Metin Parçası:
Finike’nin Taş Ocakları İle Başı Dertte

Antalya’nın en önemli portakal üretim merkezi durumundaki Finike İlçesi’nin başı taşocaklarıyla fena halde derttedir ve Finike ormanlarını taş ve mermer ocakları yok etmektedir.

Finike portakal bahçelerinin hemen bitiminden başlayan ve doğal kızılçam ve yükseklerde sedir ağaçları olan ormanlarla kaplı dağlık alanda 12 adet taş ocağı; orman, dağ ve su kaynaklarını tahrip ederken 13. ocağın açılması için harıl harıl çalışma yapılmaktadır.

Bölge halkından gelen bilgiler doğrultusunda konuyla ilgili inceleme yapmak amacıyla; Antalya Kent Konseyi Tüketici Hakları Grubu Başkanı Ali Ulvi Büyüknohutçu, Antalya Isparta Burdur Denizli Kaş Platformu Sözcüsü Hediye Gündüz, taş ocaklarına yakın bölgedeki evi yanan ve de ardından da komşusunun evi yanan Ali Çağrı, ilçede çevre çalışmaları yürüten Fahrettin Çağlayan ve Avukat İsmail Doğan Tunçbilek bölgeye giderek ocakların doğaya verdiği zararları gözlemlemişlerdir.

Finike’nin kuzeyini kaplayan dağlık bölgede toplam 14 km alanda 12 adet taş – mermer ocağı bulunmaktadır. Bütün bu ocakların doğaya verdiği zararlar yetmezmiş gibi 13. ocak için de çalışmalar başlamıştır.

Finike bölgesindeki taş ocaklarının tamamı doğal orman alanları içerisindedir. Ormanda taş ocağı açmak için asırlık çam ve sedir ağaçları yanında, çok genç fidanlarla kaplı ormanlar da kesilmektedir. Dünya mirası olarak kabul edilen ve koruma altında olduğu için köylü bir tek dalını kırsa hapis cezası verilen sedir ağaçları taş ocakları tarafından göz göre göre kökünden kesilerek yok edilmektedir.

Kanunsuzluk ve hukuksuzluğu sürdüren taşocakları özel mülkiyetleri de pervasızca ihlal etmeye başlamışlardır. Finike Kızılcık Yayla Mevkii’nde şaibeli olarak ocak açma işlemleri başlatan Bartu Mermer İşletmesi kazı bölgesine ulaşmak için hiçbir izin almadan Ali Çağrıya ait arazinin ortasından yol açmıştır. Tam anlamıyla dağ kanunu uygulayan bu işletmeler konusunda bölge sakinlerinin ilgili makamlara yaptığı başvurular bu güne kadar sonuçsuz kalmıştır.

Madencilik yasasına göre sadece ‘fundalık’ ve ’makilik’ bölgelerde kesim yapılarak maden ocağı veya taş ocağı açılabileceği hükme bağlanmışken, bölgede taş ocağı açmak için önce orman yok edilerek makilik alan yaratılmakta ve sonra da bu alana taş ocağı izni verilmektedir. Alelacele kesilen çam ve sedir ağaçları, üstü hiçbir şey görülmeyecek şekilde branda ile sıkıca kapatılmış tırlarla taşınarak, bölge açık ve ormansız bir alan haline getirilmektedir. Bunun son örneği Finike / Alacadağ Köyü Kızılcık Yayla Mevkii’nde yaşanmaktadır.

Sağlanan Veriler:
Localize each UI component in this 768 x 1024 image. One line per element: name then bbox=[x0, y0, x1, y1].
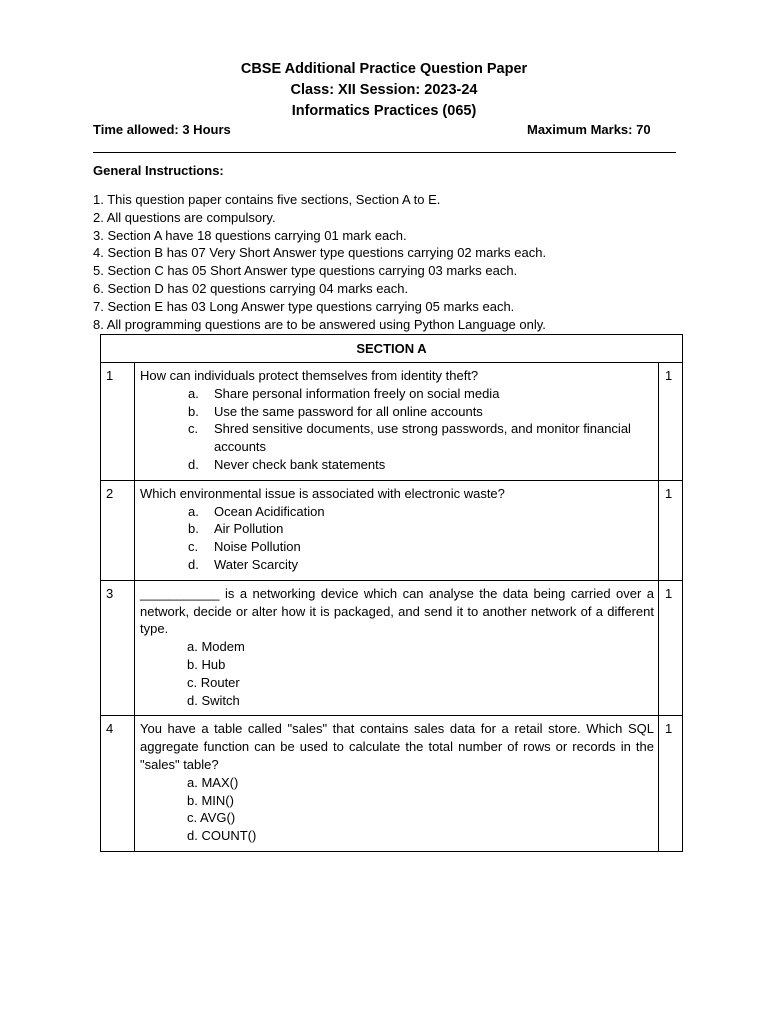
question-text: You have a table called "sales" that contains sales data for a retail store. Which SQL aggregate function can be used to calculate the total number of rows or records in the "sales" table? bbox=[140, 721, 654, 772]
option-item: c. Router bbox=[187, 674, 240, 690]
options-list bbox=[140, 503, 654, 574]
question-number: 4 bbox=[101, 716, 135, 852]
subject-title: Informatics Practices (065) bbox=[291, 103, 477, 119]
option-item bbox=[140, 538, 654, 556]
question-body bbox=[135, 480, 659, 580]
question-row bbox=[101, 363, 683, 481]
option-item: a. Modem bbox=[187, 639, 245, 655]
option-text: Never check bank statements bbox=[214, 456, 386, 472]
question-body bbox=[135, 580, 659, 716]
question-marks: 1 bbox=[659, 580, 683, 716]
option-label: c. bbox=[188, 539, 199, 555]
option-item bbox=[140, 403, 654, 421]
option-text: Water Scarcity bbox=[214, 556, 299, 572]
option-label: a. bbox=[188, 503, 199, 519]
maximum-marks: Maximum Marks: 70 bbox=[527, 122, 651, 137]
instruction-item: 2. All questions are compulsory. bbox=[93, 209, 276, 225]
question-text: Which environmental issue is associated with electronic waste? bbox=[140, 485, 505, 501]
question-marks: 1 bbox=[659, 363, 683, 481]
instruction-item: 3. Section A have 18 questions carrying 01 mark each. bbox=[93, 227, 407, 243]
instruction-item: 4. Section B has 07 Very Short Answer type questions carrying 02 marks each. bbox=[93, 245, 547, 261]
option-label: a. bbox=[188, 385, 199, 401]
question-row bbox=[101, 716, 683, 852]
option-text: Noise Pollution bbox=[214, 539, 301, 555]
instructions-list bbox=[93, 191, 546, 333]
options-list bbox=[140, 774, 654, 845]
question-marks: 1 bbox=[659, 480, 683, 580]
section-header-row bbox=[101, 335, 683, 363]
question-body bbox=[135, 716, 659, 852]
option-label: c. bbox=[188, 421, 199, 437]
option-item bbox=[140, 520, 654, 538]
options-list bbox=[140, 638, 654, 709]
question-body bbox=[135, 363, 659, 481]
class-session: Class: XII Session: 2023-24 bbox=[290, 82, 478, 98]
option-text: Use the same password for all online accounts bbox=[214, 403, 483, 419]
option-label: b. bbox=[188, 403, 199, 419]
option-item: b. MIN() bbox=[187, 792, 234, 808]
option-item bbox=[140, 420, 654, 456]
option-text: Share personal information freely on social media bbox=[214, 385, 500, 401]
question-text: ___________ is a networking device which can analyse the data being carried over a network, decide or alter how it is packaged, and send it to another network of a different type. bbox=[140, 585, 654, 637]
question-row bbox=[101, 580, 683, 716]
question-number: 1 bbox=[101, 363, 135, 481]
option-text: Shred sensitive documents, use strong passwords, and monitor financial accounts bbox=[214, 421, 631, 455]
section-title: SECTION A bbox=[101, 335, 683, 363]
question-number: 3 bbox=[101, 580, 135, 716]
instruction-item: 7. Section E has 03 Long Answer type questions carrying 05 marks each. bbox=[93, 298, 515, 314]
header-divider bbox=[93, 152, 676, 153]
time-allowed: Time allowed: 3 Hours bbox=[93, 122, 231, 137]
option-label: d. bbox=[188, 456, 199, 472]
instruction-item: 8. All programming questions are to be answered using Python Language only. bbox=[93, 316, 546, 332]
option-item bbox=[140, 556, 654, 574]
paper-title: CBSE Additional Practice Question Paper bbox=[240, 61, 528, 77]
questions-table bbox=[100, 334, 683, 852]
question-row bbox=[101, 480, 683, 580]
option-item bbox=[140, 385, 654, 403]
option-item: d. Switch bbox=[187, 692, 240, 708]
option-item bbox=[140, 456, 654, 474]
question-marks: 1 bbox=[659, 716, 683, 852]
general-instructions-heading: General Instructions: bbox=[93, 163, 224, 178]
option-item bbox=[140, 503, 654, 521]
question-text: How can individuals protect themselves from identity theft? bbox=[140, 368, 479, 383]
option-item: c. AVG() bbox=[187, 810, 236, 826]
instruction-item: 6. Section D has 02 questions carrying 04 marks each. bbox=[93, 280, 409, 296]
question-number: 2 bbox=[101, 480, 135, 580]
option-label: b. bbox=[188, 521, 199, 537]
options-list bbox=[140, 385, 654, 474]
option-text: Ocean Acidification bbox=[214, 503, 325, 519]
option-item: a. MAX() bbox=[187, 774, 239, 790]
instruction-item: 5. Section C has 05 Short Answer type questions carrying 03 marks each. bbox=[93, 263, 518, 279]
option-label: d. bbox=[188, 556, 199, 572]
instruction-item: 1. This question paper contains five sections, Section A to E. bbox=[93, 192, 441, 207]
option-text: Air Pollution bbox=[214, 521, 284, 537]
option-item: b. Hub bbox=[187, 656, 226, 672]
option-item: d. COUNT() bbox=[187, 828, 257, 844]
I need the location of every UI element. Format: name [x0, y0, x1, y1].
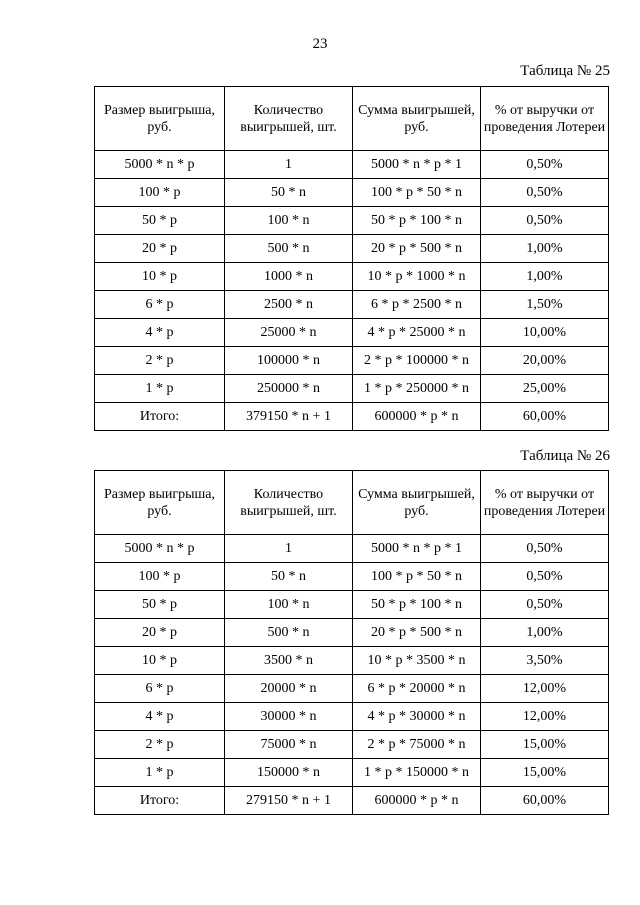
- table-row: [95, 375, 609, 403]
- column-header-prize-size: Размер выигрыша, руб.: [95, 471, 225, 535]
- cell-revenue-percent: 0,50%: [481, 151, 609, 179]
- cell-revenue-percent: 12,00%: [481, 703, 609, 731]
- cell-revenue-percent: 0,50%: [481, 179, 609, 207]
- cell-prize-sum: 20 * p * 500 * n: [353, 619, 481, 647]
- table-row: [95, 207, 609, 235]
- cell-prize-size: 100 * p: [95, 563, 225, 591]
- table-total-row: [95, 787, 609, 815]
- cell-prize-size: 100 * p: [95, 179, 225, 207]
- cell-prize-size: 4 * p: [95, 319, 225, 347]
- cell-revenue-percent: 15,00%: [481, 731, 609, 759]
- cell-prize-count: 30000 * n: [225, 703, 353, 731]
- cell-prize-count: 1: [225, 151, 353, 179]
- cell-prize-count: 100 * n: [225, 207, 353, 235]
- cell-prize-sum: 2 * p * 100000 * n: [353, 347, 481, 375]
- table-header-row: [95, 471, 609, 535]
- prize-table-26: [94, 470, 609, 815]
- cell-prize-sum: 10 * p * 1000 * n: [353, 263, 481, 291]
- cell-prize-count: 100000 * n: [225, 347, 353, 375]
- column-header-prize-size: Размер выигрыша, руб.: [95, 87, 225, 151]
- cell-prize-sum: 100 * p * 50 * n: [353, 563, 481, 591]
- cell-prize-size: 4 * p: [95, 703, 225, 731]
- cell-revenue-percent: 0,50%: [481, 207, 609, 235]
- cell-prize-sum: 600000 * p * n: [353, 403, 481, 431]
- cell-prize-size: 6 * p: [95, 291, 225, 319]
- cell-revenue-percent: 15,00%: [481, 759, 609, 787]
- cell-prize-count: 279150 * n + 1: [225, 787, 353, 815]
- cell-prize-size: 1 * p: [95, 759, 225, 787]
- cell-prize-count: 500 * n: [225, 235, 353, 263]
- column-header-revenue-percent: % от выручки от проведения Лотереи: [481, 87, 609, 151]
- cell-revenue-percent: 0,50%: [481, 535, 609, 563]
- table-row: [95, 535, 609, 563]
- table-row: [95, 291, 609, 319]
- cell-revenue-percent: 10,00%: [481, 319, 609, 347]
- cell-prize-count: 50 * n: [225, 179, 353, 207]
- cell-revenue-percent: 12,00%: [481, 675, 609, 703]
- cell-prize-sum: 2 * p * 75000 * n: [353, 731, 481, 759]
- cell-prize-size: 10 * p: [95, 647, 225, 675]
- cell-prize-size: Итого:: [95, 403, 225, 431]
- cell-prize-size: 50 * p: [95, 207, 225, 235]
- table-header-row: [95, 87, 609, 151]
- table-row: [95, 563, 609, 591]
- table-row: [95, 619, 609, 647]
- table-row: [95, 347, 609, 375]
- cell-revenue-percent: 1,00%: [481, 235, 609, 263]
- cell-prize-count: 25000 * n: [225, 319, 353, 347]
- page-number: 23: [312, 36, 328, 52]
- table-25-caption: Таблица № 25: [520, 63, 610, 79]
- cell-prize-count: 1: [225, 535, 353, 563]
- cell-prize-count: 20000 * n: [225, 675, 353, 703]
- cell-prize-sum: 1 * p * 250000 * n: [353, 375, 481, 403]
- cell-prize-size: 1 * p: [95, 375, 225, 403]
- cell-revenue-percent: 20,00%: [481, 347, 609, 375]
- cell-revenue-percent: 60,00%: [481, 403, 609, 431]
- table-row: [95, 151, 609, 179]
- cell-prize-count: 75000 * n: [225, 731, 353, 759]
- column-header-prize-count: Количество выигрышей, шт.: [225, 87, 353, 151]
- cell-prize-sum: 10 * p * 3500 * n: [353, 647, 481, 675]
- cell-prize-size: 5000 * n * p: [95, 535, 225, 563]
- cell-prize-size: 50 * p: [95, 591, 225, 619]
- column-header-prize-sum: Сумма выигрышей, руб.: [353, 471, 481, 535]
- cell-prize-count: 100 * n: [225, 591, 353, 619]
- table-total-row: [95, 403, 609, 431]
- table-row: [95, 235, 609, 263]
- cell-prize-sum: 20 * p * 500 * n: [353, 235, 481, 263]
- table-row: [95, 319, 609, 347]
- table-row: [95, 731, 609, 759]
- cell-prize-sum: 6 * p * 2500 * n: [353, 291, 481, 319]
- cell-revenue-percent: 1,00%: [481, 619, 609, 647]
- cell-revenue-percent: 0,50%: [481, 563, 609, 591]
- column-header-revenue-percent: % от выручки от проведения Лотереи: [481, 471, 609, 535]
- column-header-prize-sum: Сумма выигрышей, руб.: [353, 87, 481, 151]
- cell-prize-sum: 1 * p * 150000 * n: [353, 759, 481, 787]
- cell-revenue-percent: 25,00%: [481, 375, 609, 403]
- cell-prize-count: 3500 * n: [225, 647, 353, 675]
- cell-prize-sum: 600000 * p * n: [353, 787, 481, 815]
- cell-prize-count: 1000 * n: [225, 263, 353, 291]
- cell-prize-sum: 4 * p * 25000 * n: [353, 319, 481, 347]
- cell-prize-sum: 5000 * n * p * 1: [353, 151, 481, 179]
- table-row: [95, 591, 609, 619]
- cell-prize-count: 500 * n: [225, 619, 353, 647]
- cell-prize-size: 10 * p: [95, 263, 225, 291]
- column-header-prize-count: Количество выигрышей, шт.: [225, 471, 353, 535]
- cell-prize-size: 2 * p: [95, 731, 225, 759]
- cell-prize-size: 20 * p: [95, 235, 225, 263]
- cell-prize-size: Итого:: [95, 787, 225, 815]
- cell-prize-sum: 4 * p * 30000 * n: [353, 703, 481, 731]
- cell-prize-size: 20 * p: [95, 619, 225, 647]
- cell-prize-count: 150000 * n: [225, 759, 353, 787]
- cell-prize-count: 2500 * n: [225, 291, 353, 319]
- table-row: [95, 759, 609, 787]
- table-row: [95, 703, 609, 731]
- table-row: [95, 675, 609, 703]
- cell-revenue-percent: 0,50%: [481, 591, 609, 619]
- cell-prize-size: 2 * p: [95, 347, 225, 375]
- prize-table-25: [94, 86, 609, 431]
- cell-prize-sum: 50 * p * 100 * n: [353, 207, 481, 235]
- cell-revenue-percent: 60,00%: [481, 787, 609, 815]
- cell-prize-sum: 5000 * n * p * 1: [353, 535, 481, 563]
- table-26-caption: Таблица № 26: [520, 448, 610, 464]
- cell-prize-count: 50 * n: [225, 563, 353, 591]
- cell-revenue-percent: 1,00%: [481, 263, 609, 291]
- cell-prize-size: 5000 * n * p: [95, 151, 225, 179]
- table-row: [95, 647, 609, 675]
- cell-prize-count: 250000 * n: [225, 375, 353, 403]
- cell-prize-sum: 50 * p * 100 * n: [353, 591, 481, 619]
- cell-revenue-percent: 1,50%: [481, 291, 609, 319]
- cell-prize-count: 379150 * n + 1: [225, 403, 353, 431]
- cell-prize-sum: 100 * p * 50 * n: [353, 179, 481, 207]
- table-row: [95, 263, 609, 291]
- cell-prize-sum: 6 * p * 20000 * n: [353, 675, 481, 703]
- cell-prize-size: 6 * p: [95, 675, 225, 703]
- table-row: [95, 179, 609, 207]
- cell-revenue-percent: 3,50%: [481, 647, 609, 675]
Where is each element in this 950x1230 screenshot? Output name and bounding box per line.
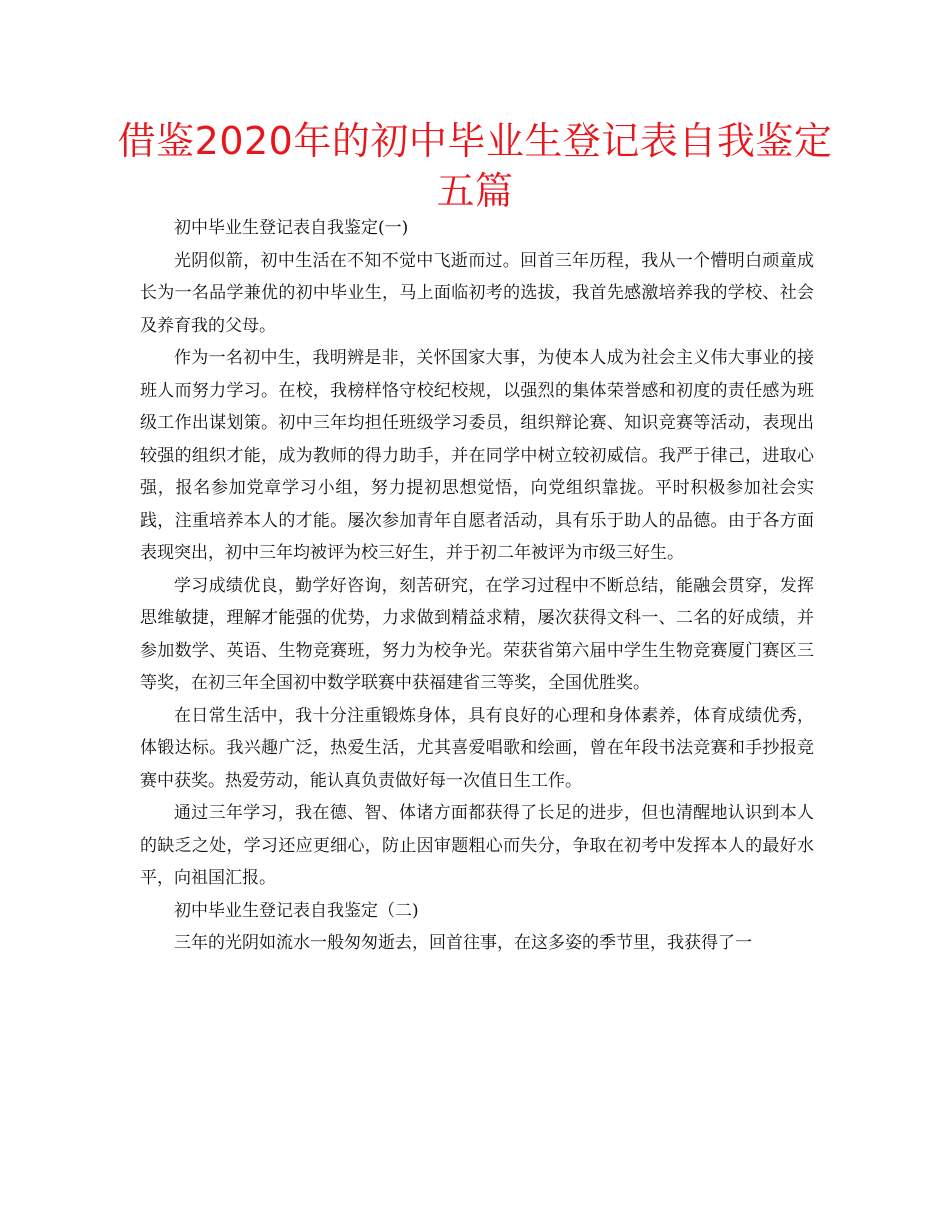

Görev Yönergesi: Yukarıdaki Finike taş ocakları metninde "Kanunsuzluk ve hukuksuzluğu" ifadesiyle başlayıp "kadar sonuçsuz kalmıştır." ifadesiyle biten bölümü, iki uç da dahil olmak üzere birebir yeniden yazın.

Görevin Yanıtı:
Kanunsuzluk ve hukuksuzluğu sürdüren taşocakları özel mülkiyetleri de pervasızca ihlal etmeye başlamışlardır. Finike Kızılcık Yayla Mevkii’nde şaibeli olarak ocak açma işlemleri başlatan Bartu Mermer İşletmesi kazı bölgesine ulaşmak için hiçbir izin almadan Ali Çağrıya ait arazinin ortasından yol açmıştır. Tam anlamıyla dağ kanunu uygulayan bu işletmeler konusunda bölge sakinlerinin ilgili makamlara yaptığı başvurular bu güne kadar sonuçsuz kalmıştır.